Selected extract:
Monday, June 13, 2011

Hot, Hot Endothermic Deity Part 1

Real quick, sorry I forgot to post something last week!  Anyway, today is Chemistry day here at Prometheus Studies, and I want to tell you about the Master of Paradoxes as endothermic and exothermic!

So endothermic and exothermic are chemically opposite phenomena that make beautiful analogies to how God works.  For those of you who don't know, something is endothermic when it absorbs heat and exothermic when it gives off heat--endo for "in" kind of, and exo for "out."  I always remember exo because of exoskeleton, which is the outside part of a bug, but that's probably not the easiest way for you to remember it.  However you remember it, things that are exothermic give off heat, and end up becoming colder than they were.  If you touch them, they feel hot, because the heat they are giving off is being absorbed by your hand.  So when something feels hot, it's exothermic and losing heat (becoming colder) as you take the heat away with your hand.  The opposite is true of endothermic--it absorbs heat, and feels cold because as IT is getting hotter, YOU are getting colder because it's stealing your heat like the mean little temperature vampire that it is mwahahahaha

As you can see I'm a bit on the excited side today.

Listed records:
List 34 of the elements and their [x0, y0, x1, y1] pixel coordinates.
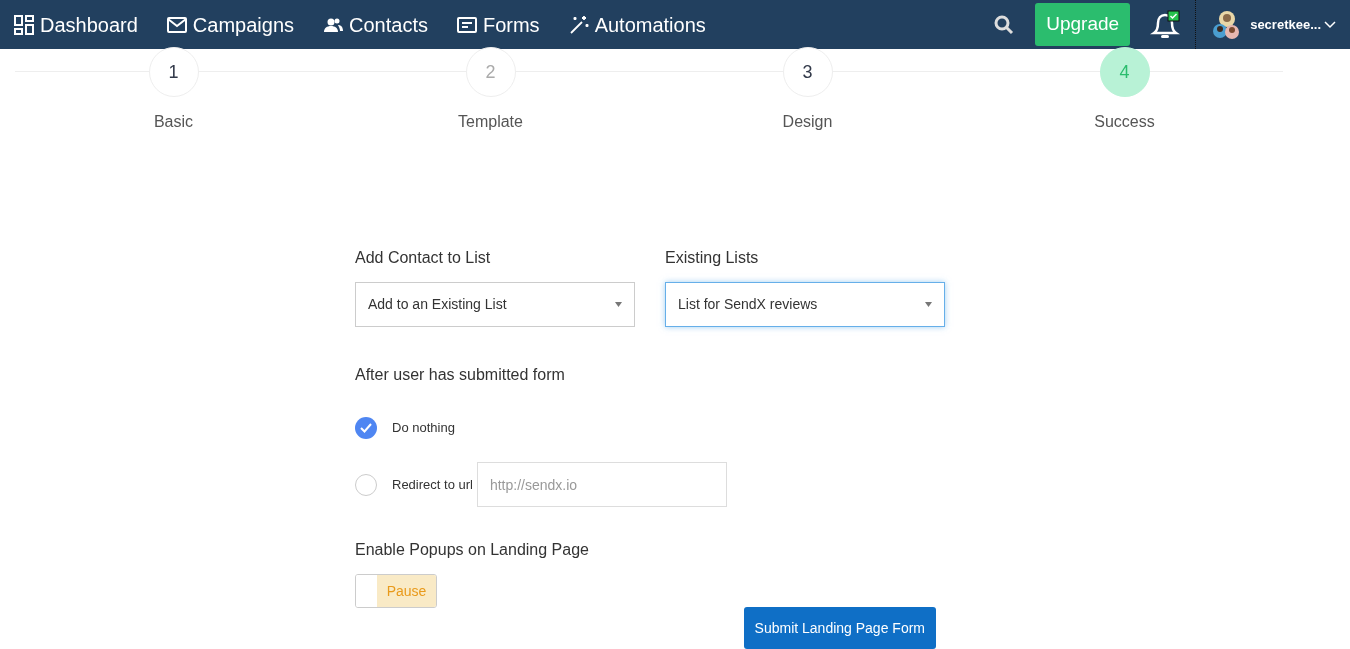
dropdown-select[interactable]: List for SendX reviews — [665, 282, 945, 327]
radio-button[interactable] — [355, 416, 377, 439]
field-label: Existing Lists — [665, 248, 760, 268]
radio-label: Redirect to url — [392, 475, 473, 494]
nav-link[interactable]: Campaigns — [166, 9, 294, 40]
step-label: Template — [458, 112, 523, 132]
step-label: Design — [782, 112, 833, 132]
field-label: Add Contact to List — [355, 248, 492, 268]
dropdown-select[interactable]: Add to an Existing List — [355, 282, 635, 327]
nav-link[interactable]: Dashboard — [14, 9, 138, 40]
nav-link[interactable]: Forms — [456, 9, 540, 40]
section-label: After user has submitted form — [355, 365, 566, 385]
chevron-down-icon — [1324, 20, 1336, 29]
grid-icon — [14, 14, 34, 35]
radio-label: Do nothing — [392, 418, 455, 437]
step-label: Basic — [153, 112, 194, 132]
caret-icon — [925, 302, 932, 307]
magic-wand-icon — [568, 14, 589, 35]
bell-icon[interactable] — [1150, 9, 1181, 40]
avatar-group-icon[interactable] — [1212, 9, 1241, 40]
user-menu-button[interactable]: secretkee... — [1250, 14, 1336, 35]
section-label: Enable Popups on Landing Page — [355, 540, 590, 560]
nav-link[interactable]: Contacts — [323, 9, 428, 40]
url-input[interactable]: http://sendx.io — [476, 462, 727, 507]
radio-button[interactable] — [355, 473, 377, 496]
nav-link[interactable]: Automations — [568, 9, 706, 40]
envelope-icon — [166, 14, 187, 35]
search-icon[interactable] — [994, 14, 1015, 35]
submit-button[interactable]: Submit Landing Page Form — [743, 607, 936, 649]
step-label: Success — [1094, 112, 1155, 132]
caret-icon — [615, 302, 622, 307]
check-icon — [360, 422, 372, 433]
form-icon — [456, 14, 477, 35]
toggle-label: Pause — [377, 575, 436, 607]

What you will do:
Please copy out the blog post on endothermic and exothermic, everything from "Hot, Hot Endothermic" down to "endothermic and exothermic!".

Output of the task:
Hot, Hot Endothermic Deity Part 1

Real quick, sorry I forgot to post something last week!  Anyway, today is Chemistry day here at Prometheus Studies, and I want to tell you about the Master of Paradoxes as endothermic and exothermic!